***** Supplied records *****

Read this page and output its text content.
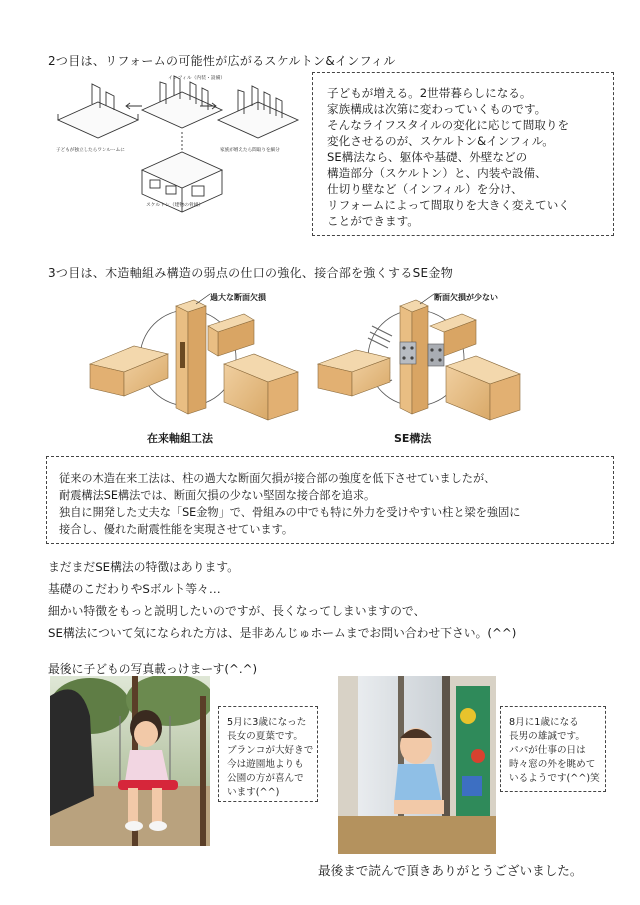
2つ目は、リフォームの可能性が広がるスケルトン&インフィル
インフィル（内装・設備）
子どもが独立したらワンルームに	家族が増えたら間取りを細分
スケルトン（建物の骨組）
子どもが増える。2世帯暮らしになる。
家族構成は次第に変わっていくものです。
そんなライフスタイルの変化に応じて間取りを
変化させるのが、スケルトン&インフィル。
SE構法なら、躯体や基礎、外壁などの
構造部分（スケルトン）と、内装や設備、
仕切り壁など（インフィル）を分け、
リフォームによって間取りを大きく変えていく
ことができます。
3つ目は、木造軸組み構造の弱点の仕口の強化、接合部を強くするSE金物
過大な断面欠損
在来軸組工法
断面欠損が少ない
SE構法
従来の木造在来工法は、柱の過大な断面欠損が接合部の強度を低下させていましたが、
耐震構法SE構法では、断面欠損の少ない堅固な接合部を追求。
独自に開発した丈夫な「SE金物」で、骨組みの中でも特に外力を受けやすい柱と梁を強固に
接合し、優れた耐震性能を実現させています。
まだまだSE構法の特徴はあります。
基礎のこだわりやSボルト等々…
細かい特徴をもっと説明したいのですが、長くなってしまいますので、
SE構法について気になられた方は、是非あんじゅホームまでお問い合わせ下さい。(^^)
最後に子どもの写真載っけまーす(^.^)
5月に3歳になった
長女の夏葉です。
ブランコが大好きで
今は遊園地よりも
公園の方が喜んで
います(^^)
8月に1歳になる
長男の雄誠です。
パパが仕事の日は
時々窓の外を眺めて
いるようです(^^)笑
最後まで読んで頂きありがとうございました。
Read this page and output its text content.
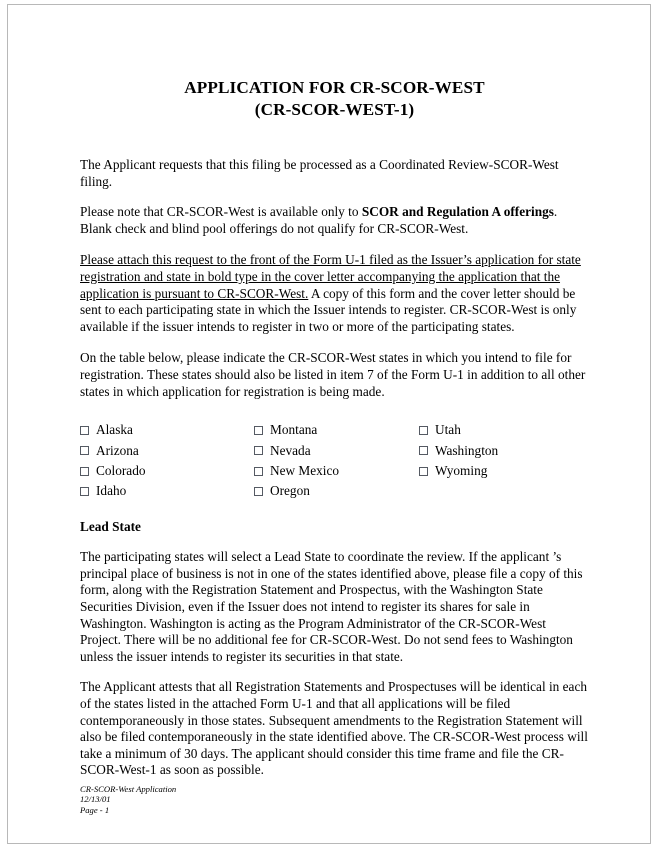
APPLICATION FOR CR-SCOR-WEST
(CR-SCOR-WEST-1)

The Applicant requests that this filing be processed as a Coordinated Review-SCOR-West filing.

Please note that CR-SCOR-West is available only to SCOR and Regulation A offerings. Blank check and blind pool offerings do not qualify for CR-SCOR-West.

Please attach this request to the front of the Form U-1 filed as the Issuer’s application for state registration and state in bold type in the cover letter accompanying the application that the application is pursuant to CR-SCOR-West. A copy of this form and the cover letter should be sent to each participating state in which the Issuer intends to register. CR-SCOR-West is only available if the issuer intends to register in two or more of the participating states.

On the table below, please indicate the CR-SCOR-West states in which you intend to file for registration. These states should also be listed in item 7 of the Form U-1 in addition to all other states in which application for registration is being made.

Alaska
Arizona
Colorado
Idaho
Montana
Nevada
New Mexico
Oregon
Utah
Washington
Wyoming
Lead State

The participating states will select a Lead State to coordinate the review. If the applicant ’s principal place of business is not in one of the states identified above, please file a copy of this form, along with the Registration Statement and Prospectus, with the Washington State Securities Division, even if the Issuer does not intend to register its shares for sale in Washington. Washington is acting as the Program Administrator of the CR-SCOR-West Project. There will be no additional fee for CR-SCOR-West. Do not send fees to Washington unless the issuer intends to register its securities in that state.

The Applicant attests that all Registration Statements and Prospectuses will be identical in each of the states listed in the attached Form U-1 and that all applications will be filed contemporaneously in those states. Subsequent amendments to the Registration Statement will also be filed contemporaneously in the state identified above. The CR-SCOR-West process will take a minimum of 30 days. The applicant should consider this time frame and file the CR-SCOR-West-1 as soon as possible.

CR-SCOR-West Application
12/13/01
Page - 1
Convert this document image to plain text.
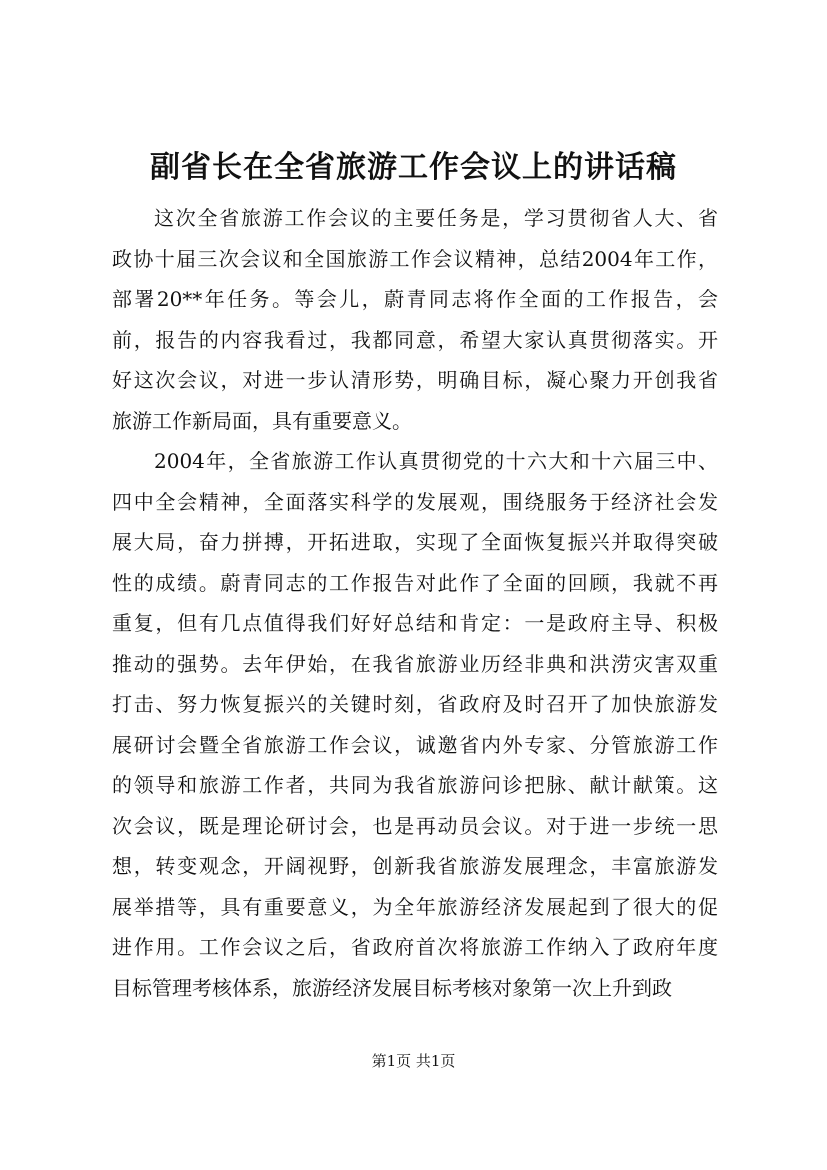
副省长在全省旅游工作会议上的讲话稿
这次全省旅游工作会议的主要任务是，学习贯彻省人大、省
政协十届三次会议和全国旅游工作会议精神，总结2004年工作，
部署20**年任务。等会儿，蔚青同志将作全面的工作报告，会
前，报告的内容我看过，我都同意，希望大家认真贯彻落实。开
好这次会议，对进一步认清形势，明确目标，凝心聚力开创我省
旅游工作新局面，具有重要意义。
2004年，全省旅游工作认真贯彻党的十六大和十六届三中、
四中全会精神，全面落实科学的发展观，围绕服务于经济社会发
展大局，奋力拼搏，开拓进取，实现了全面恢复振兴并取得突破
性的成绩。蔚青同志的工作报告对此作了全面的回顾，我就不再
重复，但有几点值得我们好好总结和肯定：一是政府主导、积极
推动的强势。去年伊始，在我省旅游业历经非典和洪涝灾害双重
打击、努力恢复振兴的关键时刻，省政府及时召开了加快旅游发
展研讨会暨全省旅游工作会议，诚邀省内外专家、分管旅游工作
的领导和旅游工作者，共同为我省旅游问诊把脉、献计献策。这
次会议，既是理论研讨会，也是再动员会议。对于进一步统一思
想，转变观念，开阔视野，创新我省旅游发展理念，丰富旅游发
展举措等，具有重要意义，为全年旅游经济发展起到了很大的促
进作用。工作会议之后，省政府首次将旅游工作纳入了政府年度
目标管理考核体系，旅游经济发展目标考核对象第一次上升到政
第1页 共1页
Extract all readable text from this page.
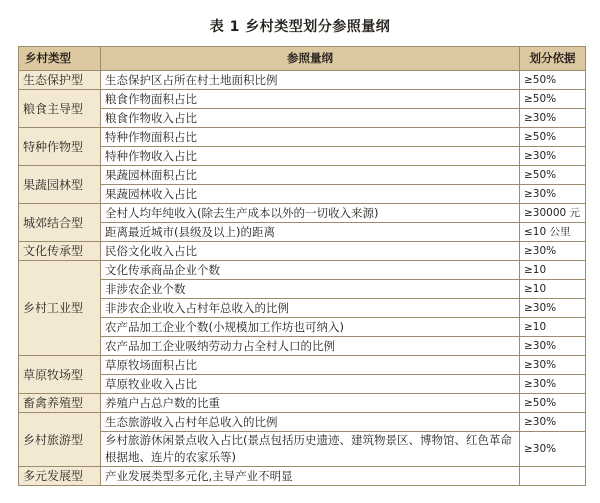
表 1 乡村类型划分参照量纲
乡村类型	参照量纲	划分依据
生态保护型	生态保护区占所在村土地面积比例	≥50%
粮食主导型	粮食作物面积占比	≥50%
	粮食作物收入占比	≥30%
特种作物型	特种作物面积占比	≥50%
	特种作物收入占比	≥30%
果蔬园林型	果蔬园林面积占比	≥50%
	果蔬园林收入占比	≥30%
城郊结合型	全村人均年纯收入(除去生产成本以外的一切收入来源)	≥30000 元
	距离最近城市(县级及以上)的距离	≤10 公里
文化传承型	民俗文化收入占比	≥30%
乡村工业型	文化传承商品企业个数	≥10
	非涉农企业个数	≥10
	非涉农企业收入占村年总收入的比例	≥30%
	农产品加工企业个数(小规模加工作坊也可纳入)	≥10
	农产品加工企业吸纳劳动力占全村人口的比例	≥30%
草原牧场型	草原牧场面积占比	≥30%
	草原牧业收入占比	≥30%
畜禽养殖型	养殖户占总户数的比重	≥50%
乡村旅游型	生态旅游收入占村年总收入的比例	≥30%
	乡村旅游休闲景点收入占比(景点包括历史遗迹、建筑物景区、博物馆、红色革命根据地、连片的农家乐等)	≥30%
多元发展型	产业发展类型多元化,主导产业不明显	
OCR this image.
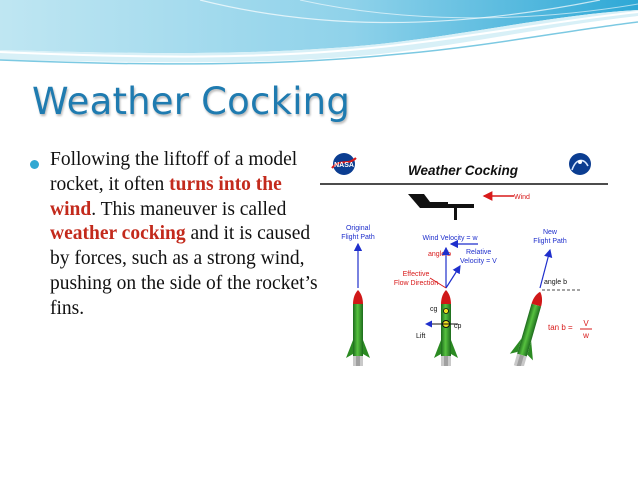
Weather Cocking

Following the liftoff of a model rocket, it often turns into the wind. This maneuver is called weather cocking and it is caused by forces, such as a strong wind, pushing on the side of the rocket’s fins.

NASA	Weather Cocking
Wind
Original
Flight Path	Wind Velocity = w
angle b Relative
Velocity = V
Effective
Flow Direction
cg
cp
Lift
New
Flight Path
angle b
tan b = V
w
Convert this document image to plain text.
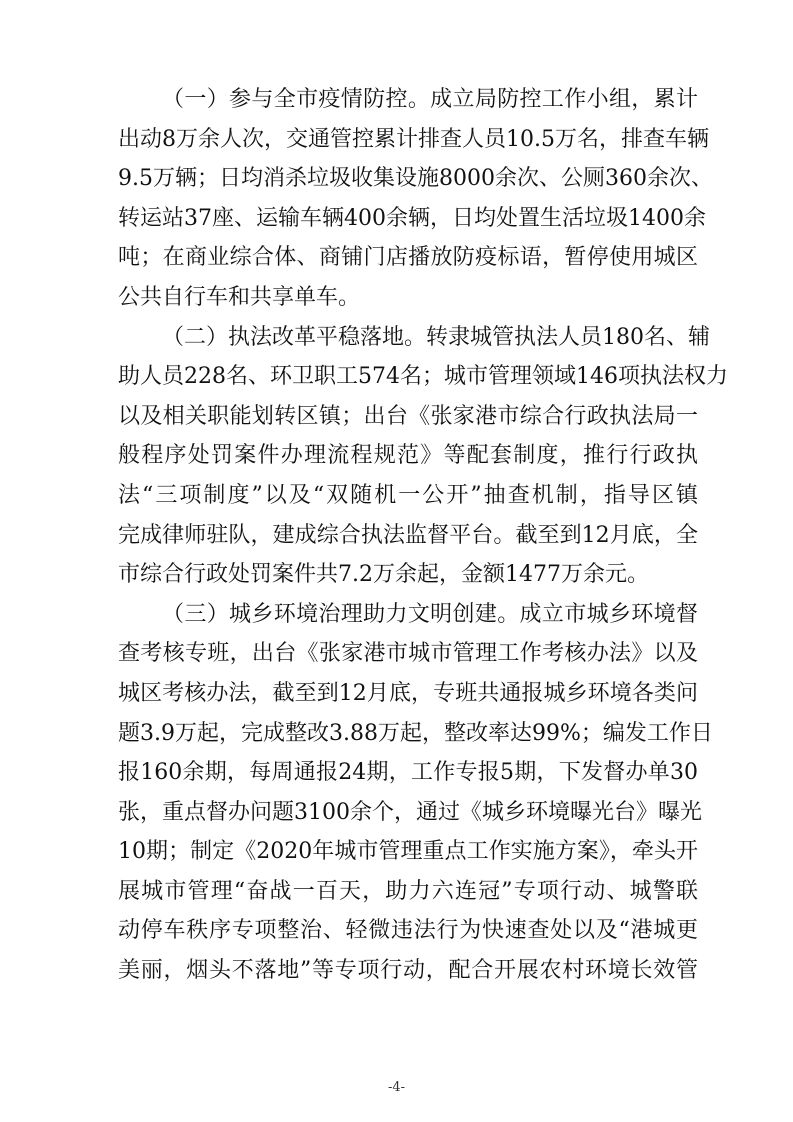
（一）参与全市疫情防控。成立局防控工作小组，累计
出动8万余人次，交通管控累计排查人员10.5万名，排查车辆
9.5万辆；日均消杀垃圾收集设施8000余次、公厕360余次、
转运站37座、运输车辆400余辆，日均处置生活垃圾1400余
吨；在商业综合体、商铺门店播放防疫标语，暂停使用城区
公共自行车和共享单车。
（二）执法改革平稳落地。转隶城管执法人员180名、辅
助人员228名、环卫职工574名；城市管理领域146项执法权力
以及相关职能划转区镇；出台《张家港市综合行政执法局一
般程序处罚案件办理流程规范》等配套制度，推行行政执
法“三项制度”以及“双随机一公开”抽查机制，指导区镇
完成律师驻队，建成综合执法监督平台。截至到12月底，全
市综合行政处罚案件共7.2万余起，金额1477万余元。
（三）城乡环境治理助力文明创建。成立市城乡环境督
查考核专班，出台《张家港市城市管理工作考核办法》以及
城区考核办法，截至到12月底，专班共通报城乡环境各类问
题3.9万起，完成整改3.88万起，整改率达99%；编发工作日
报160余期，每周通报24期，工作专报5期，下发督办单30
张，重点督办问题3100余个，通过《城乡环境曝光台》曝光
10期；制定《2020年城市管理重点工作实施方案》，牵头开
展城市管理“奋战一百天，助力六连冠”专项行动、城警联
动停车秩序专项整治、轻微违法行为快速查处以及“港城更
美丽，烟头不落地”等专项行动，配合开展农村环境长效管
-4-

*****

* **Exercise prompt**
In the data above, find the line with "Extract all readable text from this page." and repeat it and every line after it through the end, exactly; leave the pictures out.

* **Output**
Extract all readable text from this page.
表 1 乡村类型划分参照量纲
乡村类型	参照量纲	划分依据
生态保护型	生态保护区占所在村土地面积比例	≥50%
粮食主导型	粮食作物面积占比	≥50%
	粮食作物收入占比	≥30%
特种作物型	特种作物面积占比	≥50%
	特种作物收入占比	≥30%
果蔬园林型	果蔬园林面积占比	≥50%
	果蔬园林收入占比	≥30%
城郊结合型	全村人均年纯收入(除去生产成本以外的一切收入来源)	≥30000 元
	距离最近城市(县级及以上)的距离	≤10 公里
文化传承型	民俗文化收入占比	≥30%
乡村工业型	文化传承商品企业个数	≥10
	非涉农企业个数	≥10
	非涉农企业收入占村年总收入的比例	≥30%
	农产品加工企业个数(小规模加工作坊也可纳入)	≥10
	农产品加工企业吸纳劳动力占全村人口的比例	≥30%
草原牧场型	草原牧场面积占比	≥30%
	草原牧业收入占比	≥30%
畜禽养殖型	养殖户占总户数的比重	≥50%
乡村旅游型	生态旅游收入占村年总收入的比例	≥30%
	乡村旅游休闲景点收入占比(景点包括历史遗迹、建筑物景区、博物馆、红色革命根据地、连片的农家乐等)	≥30%
多元发展型	产业发展类型多元化,主导产业不明显	
OCR this image.
Weather Cocking

Following the liftoff of a model rocket, it often turns into the wind. This maneuver is called weather cocking and it is caused by forces, such as a strong wind, pushing on the side of the rocket’s fins.

NASA	Weather Cocking
Wind
Original
Flight Path	Wind Velocity = w
angle b Relative
Velocity = V
Effective
Flow Direction
cg
cp
Lift
New
Flight Path
angle b
tan b = V
w
Convert this document image to plain text.
（一）参与全市疫情防控。成立局防控工作小组，累计
出动8万余人次，交通管控累计排查人员10.5万名，排查车辆
9.5万辆；日均消杀垃圾收集设施8000余次、公厕360余次、
转运站37座、运输车辆400余辆，日均处置生活垃圾1400余
吨；在商业综合体、商铺门店播放防疫标语，暂停使用城区
公共自行车和共享单车。
（二）执法改革平稳落地。转隶城管执法人员180名、辅
助人员228名、环卫职工574名；城市管理领域146项执法权力
以及相关职能划转区镇；出台《张家港市综合行政执法局一
般程序处罚案件办理流程规范》等配套制度，推行行政执
法“三项制度”以及“双随机一公开”抽查机制，指导区镇
完成律师驻队，建成综合执法监督平台。截至到12月底，全
市综合行政处罚案件共7.2万余起，金额1477万余元。
（三）城乡环境治理助力文明创建。成立市城乡环境督
查考核专班，出台《张家港市城市管理工作考核办法》以及
城区考核办法，截至到12月底，专班共通报城乡环境各类问
题3.9万起，完成整改3.88万起，整改率达99%；编发工作日
报160余期，每周通报24期，工作专报5期，下发督办单30
张，重点督办问题3100余个，通过《城乡环境曝光台》曝光
10期；制定《2020年城市管理重点工作实施方案》，牵头开
展城市管理“奋战一百天，助力六连冠”专项行动、城警联
动停车秩序专项整治、轻微违法行为快速查处以及“港城更
美丽，烟头不落地”等专项行动，配合开展农村环境长效管
-4-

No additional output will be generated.